_Task instructions_. Leave the pictures out and transcribe every record exactly.

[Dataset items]
Start

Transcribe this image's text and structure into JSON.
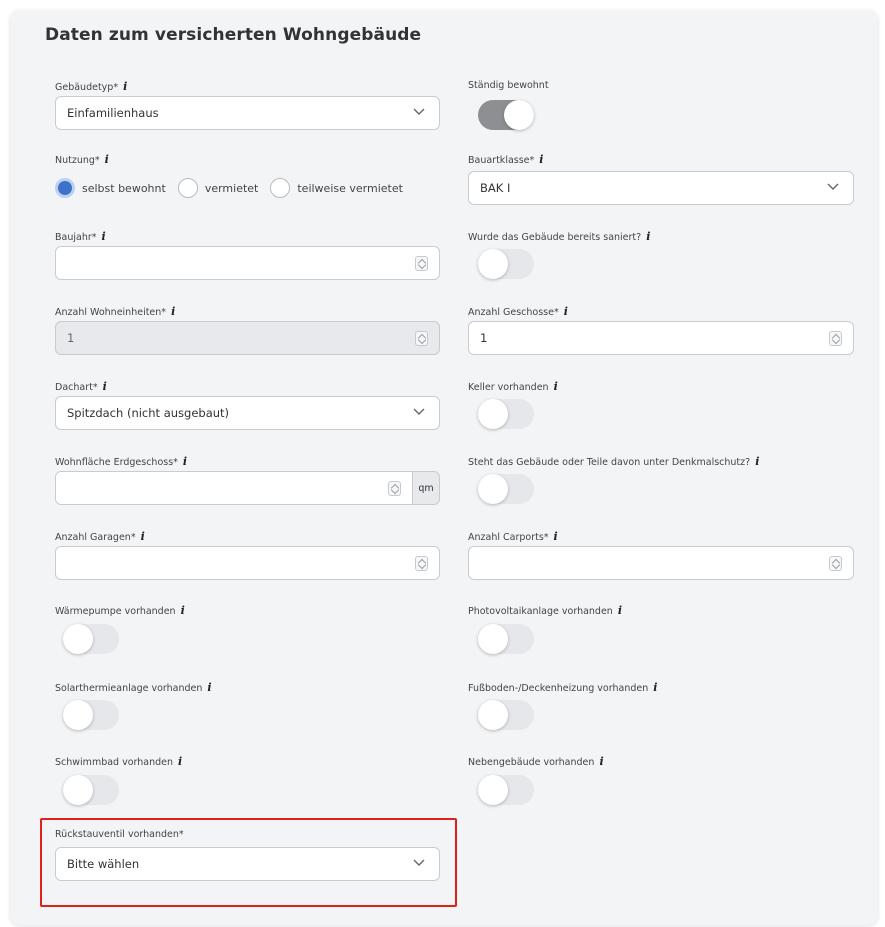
{
  "section": {
    "title": "Daten zum versicherten Wohngebäude"
  },
  "info_glyph": "i",
  "left": {
    "gebaeudetyp": {
      "label": "Gebäudetyp*",
      "value": "Einfamilienhaus"
    },
    "nutzung": {
      "label": "Nutzung*",
      "options": [
        "selbst bewohnt",
        "vermietet",
        "teilweise vermietet"
      ],
      "selected": "selbst bewohnt"
    },
    "baujahr": {
      "label": "Baujahr*",
      "value": ""
    },
    "wohneinheiten": {
      "label": "Anzahl Wohneinheiten*",
      "value": "1"
    },
    "dachart": {
      "label": "Dachart*",
      "value": "Spitzdach (nicht ausgebaut)"
    },
    "wohnflaeche": {
      "label": "Wohnfläche Erdgeschoss*",
      "value": "",
      "unit": "qm"
    },
    "garagen": {
      "label": "Anzahl Garagen*",
      "value": ""
    },
    "waermepumpe": {
      "label": "Wärmepumpe vorhanden",
      "on": false
    },
    "solarthermie": {
      "label": "Solarthermieanlage vorhanden",
      "on": false
    },
    "schwimmbad": {
      "label": "Schwimmbad vorhanden",
      "on": false
    },
    "rueckstauventil": {
      "label": "Rückstauventil vorhanden*",
      "value": "Bitte wählen"
    }
  },
  "right": {
    "staendig_bewohnt": {
      "label": "Ständig bewohnt",
      "on": true
    },
    "bauartklasse": {
      "label": "Bauartklasse*",
      "value": "BAK I"
    },
    "saniert": {
      "label": "Wurde das Gebäude bereits saniert?",
      "on": false
    },
    "geschosse": {
      "label": "Anzahl Geschosse*",
      "value": "1"
    },
    "keller": {
      "label": "Keller vorhanden",
      "on": false
    },
    "denkmalschutz": {
      "label": "Steht das Gebäude oder Teile davon unter Denkmalschutz?",
      "on": false
    },
    "carports": {
      "label": "Anzahl Carports*",
      "value": ""
    },
    "photovoltaik": {
      "label": "Photovoltaikanlage vorhanden",
      "on": false
    },
    "fussbodenheizung": {
      "label": "Fußboden-/Deckenheizung vorhanden",
      "on": false
    },
    "nebengebaeude": {
      "label": "Nebengebäude vorhanden",
      "on": false
    }
  },
  "colors": {
    "highlight": "#e0201a",
    "radio_checked": "#3d72c9",
    "toggle_on": "#8d8f92"
  }
}
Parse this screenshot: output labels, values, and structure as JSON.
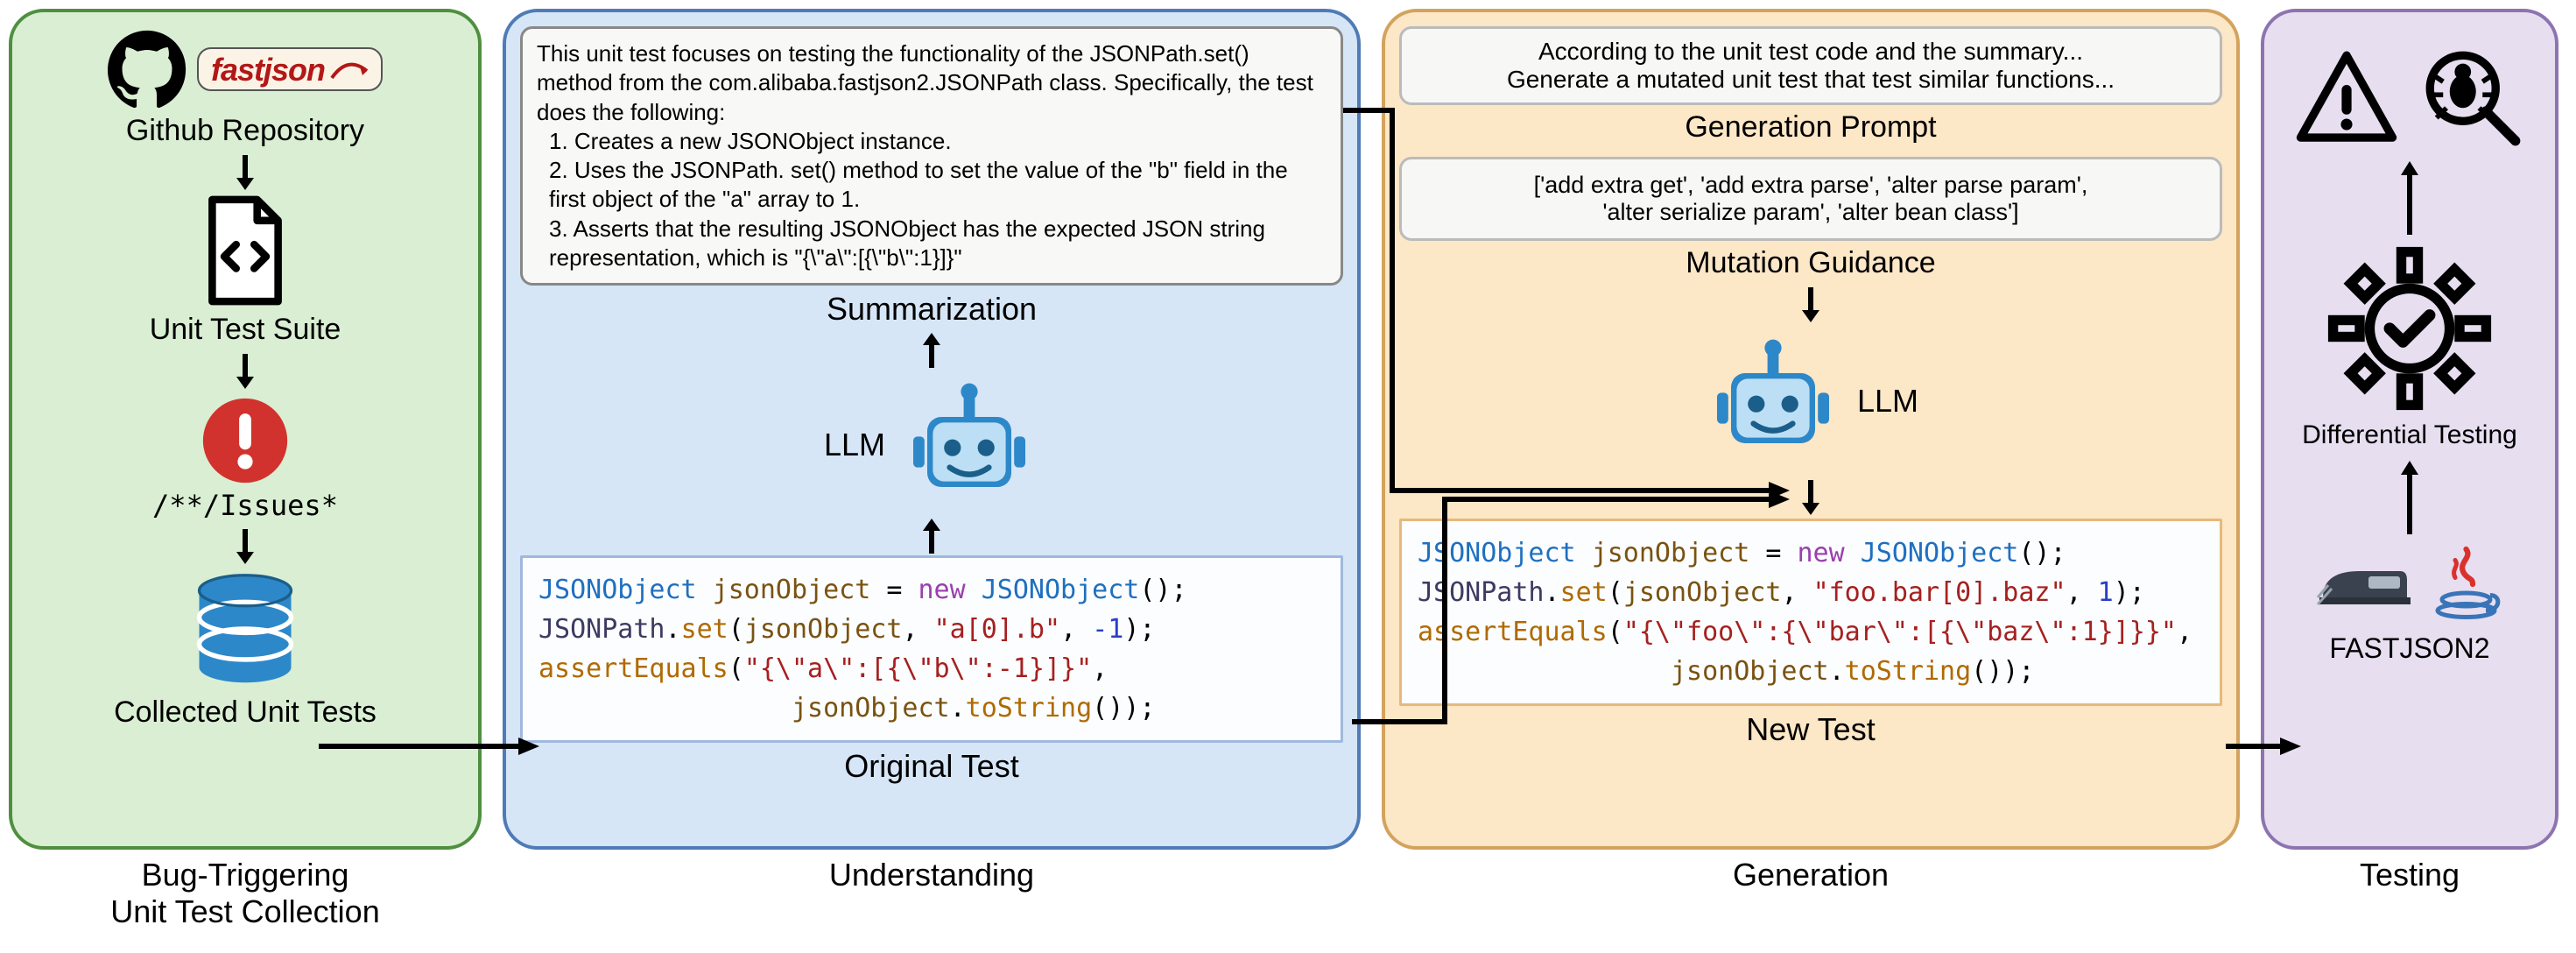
{
  "stage1": {
    "caption": "Bug-Triggering\nUnit Test Collection",
    "repo_label": "Github Repository",
    "suite_label": "Unit Test Suite",
    "issues_path": "/**/Issues*",
    "collected_label": "Collected Unit Tests",
    "fastjson_word": "fastjson"
  },
  "stage2": {
    "caption": "Understanding",
    "summary_lines": [
      "This unit test focuses on testing the functionality of the JSONPath.set() method from the com.alibaba.fastjson2.JSONPath class. Specifically, the test does the following:",
      " 1. Creates a new JSONObject instance.",
      " 2. Uses the JSONPath. set() method to set the value of the \"b\" field in the first object of the \"a\" array to 1.",
      " 3. Asserts that the resulting JSONObject has the expected JSON string representation, which is \"{\\\"a\\\":[{\\\"b\\\":1}]}\""
    ],
    "summarization_label": "Summarization",
    "llm_label": "LLM",
    "original_test_label": "Original Test",
    "code": {
      "l1": {
        "type": "JSONObject",
        "var": "jsonObject",
        "eq": "=",
        "new": "new",
        "ctor": "JSONObject",
        "paren": "();"
      },
      "l2": {
        "cls": "JSONPath",
        "dot": ".",
        "fn": "set",
        "open": "(",
        "arg1": "jsonObject",
        "c1": ", ",
        "str1": "\"a[0].b\"",
        "c2": ", ",
        "num": "-1",
        "close": ");"
      },
      "l3": {
        "fn": "assertEquals",
        "open": "(",
        "str": "\"{\\\"a\\\":[{\\\"b\\\":-1}]}\"",
        "comma": ","
      },
      "l4": {
        "indent": "                ",
        "var": "jsonObject",
        "dot": ".",
        "fn": "toString",
        "paren": "());"
      }
    }
  },
  "stage3": {
    "caption": "Generation",
    "prompt_lines": [
      "According to the unit test code and the summary...",
      "Generate a mutated unit test that test similar functions..."
    ],
    "prompt_label": "Generation Prompt",
    "guidance_text": "['add extra get', 'add extra parse', 'alter parse param',\n'alter serialize param', 'alter bean class']",
    "guidance_label": "Mutation Guidance",
    "llm_label": "LLM",
    "new_test_label": "New Test",
    "code": {
      "l1": {
        "type": "JSONObject",
        "var": "jsonObject",
        "eq": "=",
        "new": "new",
        "ctor": "JSONObject",
        "paren": "();"
      },
      "l2": {
        "cls": "JSONPath",
        "dot": ".",
        "fn": "set",
        "open": "(",
        "arg1": "jsonObject",
        "c1": ", ",
        "str1": "\"foo.bar[0].baz\"",
        "c2": ", ",
        "num": "1",
        "close": ");"
      },
      "l3": {
        "fn": "assertEquals",
        "open": "(",
        "str": "\"{\\\"foo\\\":{\\\"bar\\\":[{\\\"baz\\\":1}]}}\"",
        "comma": ","
      },
      "l4": {
        "indent": "                ",
        "var": "jsonObject",
        "dot": ".",
        "fn": "toString",
        "paren": "());"
      }
    }
  },
  "stage4": {
    "caption": "Testing",
    "diff_label": "Differential Testing",
    "fj2_label": "FASTJSON2"
  },
  "icons": {
    "github": "github-icon",
    "file": "code-file-icon",
    "exclaim": "exclamation-icon",
    "database": "database-icon",
    "robot": "llm-robot-icon",
    "warning": "warning-triangle-icon",
    "bug": "bug-magnifier-icon",
    "gear": "gear-check-icon",
    "train": "train-icon",
    "java": "java-icon"
  }
}
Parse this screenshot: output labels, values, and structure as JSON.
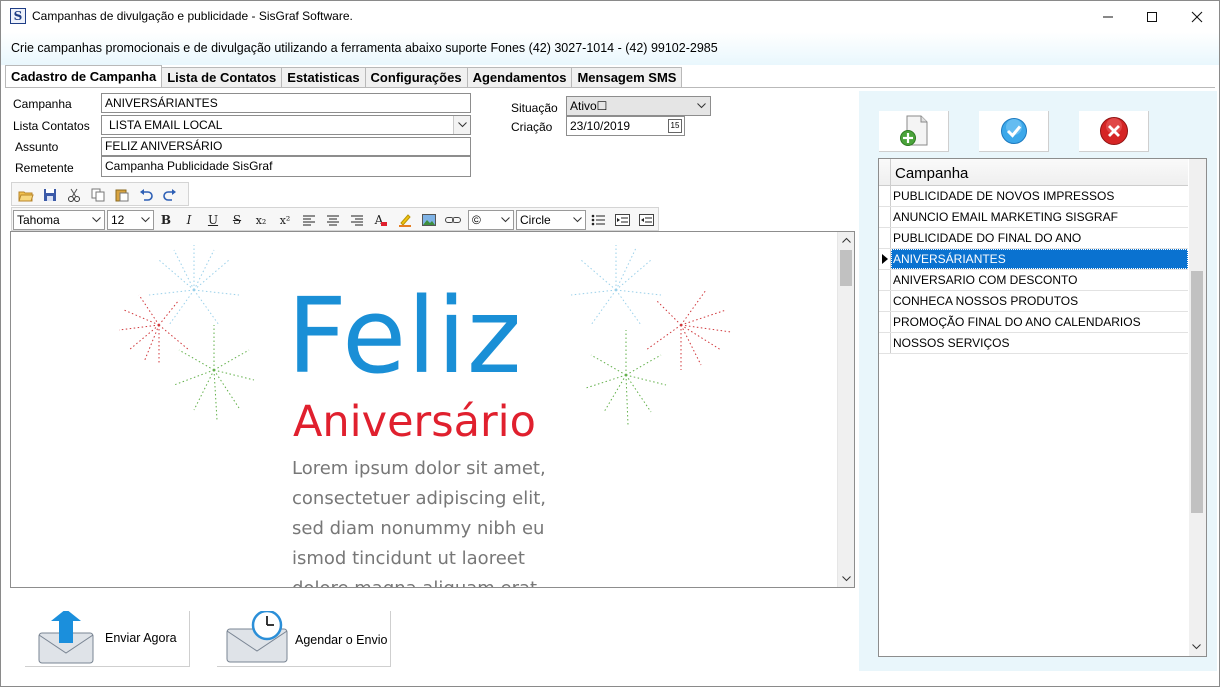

End

_Solution to this exercise_.
Transcribe this image's text and structure into JSON.
{
  "section": {
    "title": "Daten zum versicherten Wohngebäude"
  },
  "info_glyph": "i",
  "left": {
    "gebaeudetyp": {
      "label": "Gebäudetyp*",
      "value": "Einfamilienhaus"
    },
    "nutzung": {
      "label": "Nutzung*",
      "options": [
        "selbst bewohnt",
        "vermietet",
        "teilweise vermietet"
      ],
      "selected": "selbst bewohnt"
    },
    "baujahr": {
      "label": "Baujahr*",
      "value": ""
    },
    "wohneinheiten": {
      "label": "Anzahl Wohneinheiten*",
      "value": "1"
    },
    "dachart": {
      "label": "Dachart*",
      "value": "Spitzdach (nicht ausgebaut)"
    },
    "wohnflaeche": {
      "label": "Wohnfläche Erdgeschoss*",
      "value": "",
      "unit": "qm"
    },
    "garagen": {
      "label": "Anzahl Garagen*",
      "value": ""
    },
    "waermepumpe": {
      "label": "Wärmepumpe vorhanden",
      "on": false
    },
    "solarthermie": {
      "label": "Solarthermieanlage vorhanden",
      "on": false
    },
    "schwimmbad": {
      "label": "Schwimmbad vorhanden",
      "on": false
    },
    "rueckstauventil": {
      "label": "Rückstauventil vorhanden*",
      "value": "Bitte wählen"
    }
  },
  "right": {
    "staendig_bewohnt": {
      "label": "Ständig bewohnt",
      "on": true
    },
    "bauartklasse": {
      "label": "Bauartklasse*",
      "value": "BAK I"
    },
    "saniert": {
      "label": "Wurde das Gebäude bereits saniert?",
      "on": false
    },
    "geschosse": {
      "label": "Anzahl Geschosse*",
      "value": "1"
    },
    "keller": {
      "label": "Keller vorhanden",
      "on": false
    },
    "denkmalschutz": {
      "label": "Steht das Gebäude oder Teile davon unter Denkmalschutz?",
      "on": false
    },
    "carports": {
      "label": "Anzahl Carports*",
      "value": ""
    },
    "photovoltaik": {
      "label": "Photovoltaikanlage vorhanden",
      "on": false
    },
    "fussbodenheizung": {
      "label": "Fußboden-/Deckenheizung vorhanden",
      "on": false
    },
    "nebengebaeude": {
      "label": "Nebengebäude vorhanden",
      "on": false
    }
  },
  "colors": {
    "highlight": "#e0201a",
    "radio_checked": "#3d72c9",
    "toggle_on": "#8d8f92"
  }
}
Parse this screenshot: output labels, values, and structure as JSON.
{
  "stage1": {
    "caption": "Bug-Triggering\nUnit Test Collection",
    "repo_label": "Github Repository",
    "suite_label": "Unit Test Suite",
    "issues_path": "/**/Issues*",
    "collected_label": "Collected Unit Tests",
    "fastjson_word": "fastjson"
  },
  "stage2": {
    "caption": "Understanding",
    "summary_lines": [
      "This unit test focuses on testing the functionality of the JSONPath.set() method from the com.alibaba.fastjson2.JSONPath class. Specifically, the test does the following:",
      " 1. Creates a new JSONObject instance.",
      " 2. Uses the JSONPath. set() method to set the value of the \"b\" field in the first object of the \"a\" array to 1.",
      " 3. Asserts that the resulting JSONObject has the expected JSON string representation, which is \"{\\\"a\\\":[{\\\"b\\\":1}]}\""
    ],
    "summarization_label": "Summarization",
    "llm_label": "LLM",
    "original_test_label": "Original Test",
    "code": {
      "l1": {
        "type": "JSONObject",
        "var": "jsonObject",
        "eq": "=",
        "new": "new",
        "ctor": "JSONObject",
        "paren": "();"
      },
      "l2": {
        "cls": "JSONPath",
        "dot": ".",
        "fn": "set",
        "open": "(",
        "arg1": "jsonObject",
        "c1": ", ",
        "str1": "\"a[0].b\"",
        "c2": ", ",
        "num": "-1",
        "close": ");"
      },
      "l3": {
        "fn": "assertEquals",
        "open": "(",
        "str": "\"{\\\"a\\\":[{\\\"b\\\":-1}]}\"",
        "comma": ","
      },
      "l4": {
        "indent": "                ",
        "var": "jsonObject",
        "dot": ".",
        "fn": "toString",
        "paren": "());"
      }
    }
  },
  "stage3": {
    "caption": "Generation",
    "prompt_lines": [
      "According to the unit test code and the summary...",
      "Generate a mutated unit test that test similar functions..."
    ],
    "prompt_label": "Generation Prompt",
    "guidance_text": "['add extra get', 'add extra parse', 'alter parse param',\n'alter serialize param', 'alter bean class']",
    "guidance_label": "Mutation Guidance",
    "llm_label": "LLM",
    "new_test_label": "New Test",
    "code": {
      "l1": {
        "type": "JSONObject",
        "var": "jsonObject",
        "eq": "=",
        "new": "new",
        "ctor": "JSONObject",
        "paren": "();"
      },
      "l2": {
        "cls": "JSONPath",
        "dot": ".",
        "fn": "set",
        "open": "(",
        "arg1": "jsonObject",
        "c1": ", ",
        "str1": "\"foo.bar[0].baz\"",
        "c2": ", ",
        "num": "1",
        "close": ");"
      },
      "l3": {
        "fn": "assertEquals",
        "open": "(",
        "str": "\"{\\\"foo\\\":{\\\"bar\\\":[{\\\"baz\\\":1}]}}\"",
        "comma": ","
      },
      "l4": {
        "indent": "                ",
        "var": "jsonObject",
        "dot": ".",
        "fn": "toString",
        "paren": "());"
      }
    }
  },
  "stage4": {
    "caption": "Testing",
    "diff_label": "Differential Testing",
    "fj2_label": "FASTJSON2"
  },
  "icons": {
    "github": "github-icon",
    "file": "code-file-icon",
    "exclaim": "exclamation-icon",
    "database": "database-icon",
    "robot": "llm-robot-icon",
    "warning": "warning-triangle-icon",
    "bug": "bug-magnifier-icon",
    "gear": "gear-check-icon",
    "train": "train-icon",
    "java": "java-icon"
  }
}
Parse this screenshot: output labels, values, and structure as JSON.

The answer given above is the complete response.